» **Do this**: Reproduce every line of the material below, but drop the pictures.
—————
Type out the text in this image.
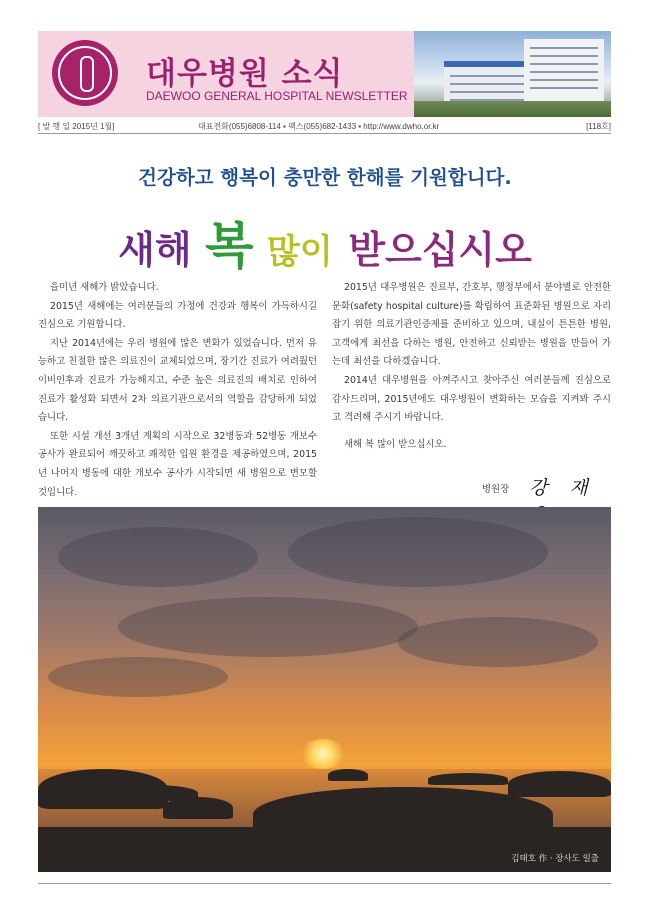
대우병원 소식
DAEWOO GENERAL HOSPITAL NEWSLETTER
[ 발 행 일 2015년 1월]	대표전화(055)6808-114 ▪ 팩스(055)682-1433 ▪ http://www.dwho.or.kr	[118호]
건강하고 행복이 충만한 한해를 기원합니다.
새해 복 많이 받으십시오

을미년 새해가 밝았습니다.

2015년 새해에는 여러분들의 가정에 건강과 행복이 가득하시길 진심으로 기원합니다.

지난 2014년에는 우리 병원에 많은 변화가 있었습니다. 먼저 유능하고 친절한 많은 의료진이 교체되었으며, 장기간 진료가 여려웠던 이비인후과 진료가 가능해지고, 수준 높은 의료진의 배치로 인하여 진료가 활성화 되면서 2차 의료기관으로서의 역할을 감당하게 되었습니다.

또한 시설 개선 3개년 계획의 시작으로 32병동과 52병동 개보수공사가 완료되어 깨끗하고 쾌적한 입원 환경을 제공하였으며, 2015년 나머지 병동에 대한 개보수 공사가 시작되면 새 병원으로 변모할 것입니다.

2015년 대우병원은 진료부, 간호부, 행정부에서 분야별로 안전한 문화(safety hospital culture)를 확립하여 표준화된 병원으로 자리 잡기 위한 의료기관인증제를 준비하고 있으며, 내실이 튼튼한 병원, 고객에게 최선을 다하는 병원, 안전하고 신뢰받는 병원을 만들어 가는데 최선을 다하겠습니다.

2014년 대우병원을 아껴주시고 찾아주신 여러분들께 진심으로 감사드리며, 2015년에도 대우병원이 변화하는 모습을 지켜봐 주시고 격려해 주시기 바랍니다.

새해 복 많이 받으십시오.

병원장 강 재
김태호 作 · 장사도 일출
—————
» **Result of this task**:
Type out the text in this image.
대우병원 소식
DAEWOO GENERAL HOSPITAL NEWSLETTER
[ 발 행 일 2015년 1월]	대표전화(055)6808-114 ▪ 팩스(055)682-1433 ▪ http://www.dwho.or.kr	[118호]
건강하고 행복이 충만한 한해를 기원합니다.
새해 복 많이 받으십시오

을미년 새해가 밝았습니다.

2015년 새해에는 여러분들의 가정에 건강과 행복이 가득하시길 진심으로 기원합니다.

지난 2014년에는 우리 병원에 많은 변화가 있었습니다. 먼저 유능하고 친절한 많은 의료진이 교체되었으며, 장기간 진료가 여려웠던 이비인후과 진료가 가능해지고, 수준 높은 의료진의 배치로 인하여 진료가 활성화 되면서 2차 의료기관으로서의 역할을 감당하게 되었습니다.

또한 시설 개선 3개년 계획의 시작으로 32병동과 52병동 개보수공사가 완료되어 깨끗하고 쾌적한 입원 환경을 제공하였으며, 2015년 나머지 병동에 대한 개보수 공사가 시작되면 새 병원으로 변모할 것입니다.

2015년 대우병원은 진료부, 간호부, 행정부에서 분야별로 안전한 문화(safety hospital culture)를 확립하여 표준화된 병원으로 자리 잡기 위한 의료기관인증제를 준비하고 있으며, 내실이 튼튼한 병원, 고객에게 최선을 다하는 병원, 안전하고 신뢰받는 병원을 만들어 가는데 최선을 다하겠습니다.

2014년 대우병원을 아껴주시고 찾아주신 여러분들께 진심으로 감사드리며, 2015년에도 대우병원이 변화하는 모습을 지켜봐 주시고 격려해 주시기 바랍니다.

새해 복 많이 받으십시오.

병원장 강 재
김태호 作 · 장사도 일출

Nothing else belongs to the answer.